SHORT TASK: Find the number of lines in these records where the word "Glenn" appears. Reply with that number and nothing more.
· · ·
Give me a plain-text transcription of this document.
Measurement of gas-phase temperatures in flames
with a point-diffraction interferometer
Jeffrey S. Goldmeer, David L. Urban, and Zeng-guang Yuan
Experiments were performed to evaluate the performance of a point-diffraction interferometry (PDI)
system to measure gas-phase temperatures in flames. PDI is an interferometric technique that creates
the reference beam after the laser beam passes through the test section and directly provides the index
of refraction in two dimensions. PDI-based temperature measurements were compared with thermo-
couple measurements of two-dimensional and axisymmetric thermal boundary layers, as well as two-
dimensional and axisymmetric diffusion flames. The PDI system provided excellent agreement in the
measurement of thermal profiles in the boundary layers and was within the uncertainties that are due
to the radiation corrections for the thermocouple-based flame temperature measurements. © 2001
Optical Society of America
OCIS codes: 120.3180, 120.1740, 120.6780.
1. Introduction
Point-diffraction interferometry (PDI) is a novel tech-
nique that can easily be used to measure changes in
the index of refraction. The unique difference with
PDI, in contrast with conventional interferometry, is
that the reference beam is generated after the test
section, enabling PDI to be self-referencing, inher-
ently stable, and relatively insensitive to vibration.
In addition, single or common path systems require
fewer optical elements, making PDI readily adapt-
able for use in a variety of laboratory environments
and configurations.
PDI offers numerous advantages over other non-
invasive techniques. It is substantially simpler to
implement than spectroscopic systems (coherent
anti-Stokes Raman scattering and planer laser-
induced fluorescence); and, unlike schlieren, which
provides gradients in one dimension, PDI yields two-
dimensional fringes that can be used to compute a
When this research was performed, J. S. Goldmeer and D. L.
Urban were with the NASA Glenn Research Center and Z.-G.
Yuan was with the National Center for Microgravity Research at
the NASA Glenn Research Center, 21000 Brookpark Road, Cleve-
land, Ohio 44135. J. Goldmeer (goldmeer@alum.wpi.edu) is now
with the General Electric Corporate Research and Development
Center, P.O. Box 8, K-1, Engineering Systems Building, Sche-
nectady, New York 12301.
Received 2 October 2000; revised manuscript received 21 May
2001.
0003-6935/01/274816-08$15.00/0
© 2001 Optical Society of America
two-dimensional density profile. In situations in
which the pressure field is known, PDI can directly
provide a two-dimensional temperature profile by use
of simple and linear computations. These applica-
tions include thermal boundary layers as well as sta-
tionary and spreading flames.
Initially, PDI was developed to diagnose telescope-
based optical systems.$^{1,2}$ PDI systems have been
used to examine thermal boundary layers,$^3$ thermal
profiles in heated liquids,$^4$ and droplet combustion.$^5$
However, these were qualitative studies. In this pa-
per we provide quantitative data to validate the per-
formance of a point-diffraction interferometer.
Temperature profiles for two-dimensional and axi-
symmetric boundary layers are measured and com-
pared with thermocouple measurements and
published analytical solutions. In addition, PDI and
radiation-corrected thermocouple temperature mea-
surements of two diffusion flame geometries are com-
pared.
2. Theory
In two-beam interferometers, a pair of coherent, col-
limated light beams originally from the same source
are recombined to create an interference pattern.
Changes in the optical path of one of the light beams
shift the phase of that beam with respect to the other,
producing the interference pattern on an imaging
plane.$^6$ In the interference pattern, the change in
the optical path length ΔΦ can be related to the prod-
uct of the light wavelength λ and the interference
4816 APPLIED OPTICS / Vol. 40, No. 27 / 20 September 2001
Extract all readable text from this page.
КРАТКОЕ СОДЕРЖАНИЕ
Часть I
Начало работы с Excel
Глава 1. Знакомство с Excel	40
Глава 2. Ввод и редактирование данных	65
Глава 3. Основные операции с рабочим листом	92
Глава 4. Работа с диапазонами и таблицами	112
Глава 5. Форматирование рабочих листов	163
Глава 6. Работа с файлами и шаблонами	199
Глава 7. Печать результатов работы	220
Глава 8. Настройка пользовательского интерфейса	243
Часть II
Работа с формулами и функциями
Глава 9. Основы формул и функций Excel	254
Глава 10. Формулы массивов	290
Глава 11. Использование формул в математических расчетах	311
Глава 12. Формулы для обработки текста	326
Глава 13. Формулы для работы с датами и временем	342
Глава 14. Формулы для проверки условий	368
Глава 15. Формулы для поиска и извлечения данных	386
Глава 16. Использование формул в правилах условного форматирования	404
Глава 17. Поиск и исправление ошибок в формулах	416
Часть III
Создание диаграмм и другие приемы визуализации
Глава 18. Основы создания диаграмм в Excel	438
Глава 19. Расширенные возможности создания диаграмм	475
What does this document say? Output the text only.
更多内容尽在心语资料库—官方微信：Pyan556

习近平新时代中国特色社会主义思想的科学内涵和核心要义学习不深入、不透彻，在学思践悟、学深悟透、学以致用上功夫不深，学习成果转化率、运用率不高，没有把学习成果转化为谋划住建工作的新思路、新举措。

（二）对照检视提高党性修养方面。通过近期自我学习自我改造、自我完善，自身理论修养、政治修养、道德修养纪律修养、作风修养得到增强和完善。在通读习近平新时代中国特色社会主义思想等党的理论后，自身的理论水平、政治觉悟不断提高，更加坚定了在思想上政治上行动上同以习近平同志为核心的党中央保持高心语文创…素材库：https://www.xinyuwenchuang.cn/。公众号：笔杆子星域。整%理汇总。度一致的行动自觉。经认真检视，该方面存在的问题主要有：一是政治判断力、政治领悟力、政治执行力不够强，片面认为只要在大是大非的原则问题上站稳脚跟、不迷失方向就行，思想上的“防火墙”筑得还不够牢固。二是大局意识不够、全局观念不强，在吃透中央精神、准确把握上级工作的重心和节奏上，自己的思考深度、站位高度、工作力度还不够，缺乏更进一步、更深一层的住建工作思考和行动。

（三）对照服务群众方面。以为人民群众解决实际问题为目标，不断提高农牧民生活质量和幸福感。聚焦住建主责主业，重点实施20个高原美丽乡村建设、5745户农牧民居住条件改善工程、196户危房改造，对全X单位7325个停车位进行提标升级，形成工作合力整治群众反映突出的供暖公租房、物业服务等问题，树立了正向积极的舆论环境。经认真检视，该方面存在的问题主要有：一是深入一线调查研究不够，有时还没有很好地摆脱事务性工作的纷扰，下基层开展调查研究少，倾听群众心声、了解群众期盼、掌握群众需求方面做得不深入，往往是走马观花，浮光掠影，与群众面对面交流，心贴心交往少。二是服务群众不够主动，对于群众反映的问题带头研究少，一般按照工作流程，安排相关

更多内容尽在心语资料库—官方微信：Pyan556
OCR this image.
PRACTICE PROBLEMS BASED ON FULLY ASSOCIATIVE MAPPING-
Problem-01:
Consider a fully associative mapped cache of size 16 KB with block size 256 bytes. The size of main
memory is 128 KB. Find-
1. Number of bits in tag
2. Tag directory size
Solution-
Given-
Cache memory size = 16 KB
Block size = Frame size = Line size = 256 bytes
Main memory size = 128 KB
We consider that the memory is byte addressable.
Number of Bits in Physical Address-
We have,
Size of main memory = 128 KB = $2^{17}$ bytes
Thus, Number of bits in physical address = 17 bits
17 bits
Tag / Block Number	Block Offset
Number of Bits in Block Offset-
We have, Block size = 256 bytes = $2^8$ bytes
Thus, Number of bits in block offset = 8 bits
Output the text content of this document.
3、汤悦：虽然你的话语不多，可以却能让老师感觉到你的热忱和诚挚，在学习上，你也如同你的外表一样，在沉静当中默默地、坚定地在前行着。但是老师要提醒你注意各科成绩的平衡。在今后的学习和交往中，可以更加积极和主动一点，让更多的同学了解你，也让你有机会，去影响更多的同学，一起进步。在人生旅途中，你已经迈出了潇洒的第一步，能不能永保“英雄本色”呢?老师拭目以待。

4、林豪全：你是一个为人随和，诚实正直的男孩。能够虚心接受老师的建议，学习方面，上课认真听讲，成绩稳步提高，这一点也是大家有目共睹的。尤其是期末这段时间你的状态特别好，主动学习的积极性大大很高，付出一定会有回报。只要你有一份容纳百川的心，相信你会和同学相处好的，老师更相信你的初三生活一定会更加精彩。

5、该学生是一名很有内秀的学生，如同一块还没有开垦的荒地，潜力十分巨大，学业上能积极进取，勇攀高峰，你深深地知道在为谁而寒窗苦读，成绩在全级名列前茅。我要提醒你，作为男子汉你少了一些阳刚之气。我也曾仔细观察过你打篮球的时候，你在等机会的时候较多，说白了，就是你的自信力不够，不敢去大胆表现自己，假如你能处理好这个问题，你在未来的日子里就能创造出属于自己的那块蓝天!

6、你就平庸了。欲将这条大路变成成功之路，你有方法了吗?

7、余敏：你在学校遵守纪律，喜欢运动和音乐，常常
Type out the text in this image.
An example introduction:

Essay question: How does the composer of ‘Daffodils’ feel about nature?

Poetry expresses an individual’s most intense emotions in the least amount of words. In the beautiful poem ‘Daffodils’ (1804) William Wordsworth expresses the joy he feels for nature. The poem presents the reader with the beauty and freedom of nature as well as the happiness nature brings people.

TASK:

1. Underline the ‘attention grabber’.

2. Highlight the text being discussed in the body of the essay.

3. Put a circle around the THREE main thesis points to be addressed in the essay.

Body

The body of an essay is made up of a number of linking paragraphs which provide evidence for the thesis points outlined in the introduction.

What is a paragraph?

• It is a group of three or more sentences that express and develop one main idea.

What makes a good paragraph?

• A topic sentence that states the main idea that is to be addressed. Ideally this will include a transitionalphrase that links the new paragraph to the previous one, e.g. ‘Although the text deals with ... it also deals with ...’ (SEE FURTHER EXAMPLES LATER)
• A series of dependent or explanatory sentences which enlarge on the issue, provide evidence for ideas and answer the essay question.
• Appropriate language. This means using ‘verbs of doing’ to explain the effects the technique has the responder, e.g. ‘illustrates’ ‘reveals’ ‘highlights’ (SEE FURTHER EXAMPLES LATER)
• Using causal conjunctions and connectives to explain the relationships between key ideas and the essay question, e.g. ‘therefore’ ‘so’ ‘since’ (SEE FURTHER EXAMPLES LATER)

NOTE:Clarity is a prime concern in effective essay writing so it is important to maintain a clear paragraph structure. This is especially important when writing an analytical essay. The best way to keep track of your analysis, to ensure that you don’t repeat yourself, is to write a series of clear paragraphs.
· · ·
EXPECTED ANSWER: 2